** Written problem **
Transcribe every line of the listing below without any deviation.

====

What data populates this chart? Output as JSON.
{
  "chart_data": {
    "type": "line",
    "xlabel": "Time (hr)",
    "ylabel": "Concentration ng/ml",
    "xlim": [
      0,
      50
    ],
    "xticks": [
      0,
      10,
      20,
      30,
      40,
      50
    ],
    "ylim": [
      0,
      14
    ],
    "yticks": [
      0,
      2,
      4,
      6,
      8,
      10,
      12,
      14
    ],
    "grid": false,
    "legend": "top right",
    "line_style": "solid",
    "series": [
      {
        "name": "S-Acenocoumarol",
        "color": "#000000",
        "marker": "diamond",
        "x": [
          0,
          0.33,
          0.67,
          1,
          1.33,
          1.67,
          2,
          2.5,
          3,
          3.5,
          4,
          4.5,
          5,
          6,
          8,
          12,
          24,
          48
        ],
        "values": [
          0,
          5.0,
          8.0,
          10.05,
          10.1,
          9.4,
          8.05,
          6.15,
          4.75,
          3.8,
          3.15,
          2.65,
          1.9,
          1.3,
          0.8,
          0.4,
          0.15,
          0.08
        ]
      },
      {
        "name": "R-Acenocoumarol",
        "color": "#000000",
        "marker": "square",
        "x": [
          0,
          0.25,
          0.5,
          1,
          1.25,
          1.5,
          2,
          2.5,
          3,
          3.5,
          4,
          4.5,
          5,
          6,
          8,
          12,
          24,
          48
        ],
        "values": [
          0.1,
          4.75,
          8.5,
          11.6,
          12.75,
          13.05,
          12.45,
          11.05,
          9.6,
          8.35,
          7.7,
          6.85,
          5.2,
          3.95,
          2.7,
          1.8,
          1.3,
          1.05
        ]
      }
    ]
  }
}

====

** Full output **
What data populates this chart? Output as JSON.
{
  "chart_data": {
    "type": "line",
    "xlabel": "Time (hr)",
    "ylabel": "Concentration ng/ml",
    "xlim": [
      0,
      50
    ],
    "xticks": [
      0,
      10,
      20,
      30,
      40,
      50
    ],
    "ylim": [
      0,
      14
    ],
    "yticks": [
      0,
      2,
      4,
      6,
      8,
      10,
      12,
      14
    ],
    "grid": false,
    "legend": "top right",
    "line_style": "solid",
    "series": [
      {
        "name": "S-Acenocoumarol",
        "color": "#000000",
        "marker": "diamond",
        "x": [
          0,
          0.33,
          0.67,
          1,
          1.33,
          1.67,
          2,
          2.5,
          3,
          3.5,
          4,
          4.5,
          5,
          6,
          8,
          12,
          24,
          48
        ],
        "values": [
          0,
          5.0,
          8.0,
          10.05,
          10.1,
          9.4,
          8.05,
          6.15,
          4.75,
          3.8,
          3.15,
          2.65,
          1.9,
          1.3,
          0.8,
          0.4,
          0.15,
          0.08
        ]
      },
      {
        "name": "R-Acenocoumarol",
        "color": "#000000",
        "marker": "square",
        "x": [
          0,
          0.25,
          0.5,
          1,
          1.25,
          1.5,
          2,
          2.5,
          3,
          3.5,
          4,
          4.5,
          5,
          6,
          8,
          12,
          24,
          48
        ],
        "values": [
          0.1,
          4.75,
          8.5,
          11.6,
          12.75,
          13.05,
          12.45,
          11.05,
          9.6,
          8.35,
          7.7,
          6.85,
          5.2,
          3.95,
          2.7,
          1.8,
          1.3,
          1.05
        ]
      }
    ]
  }
}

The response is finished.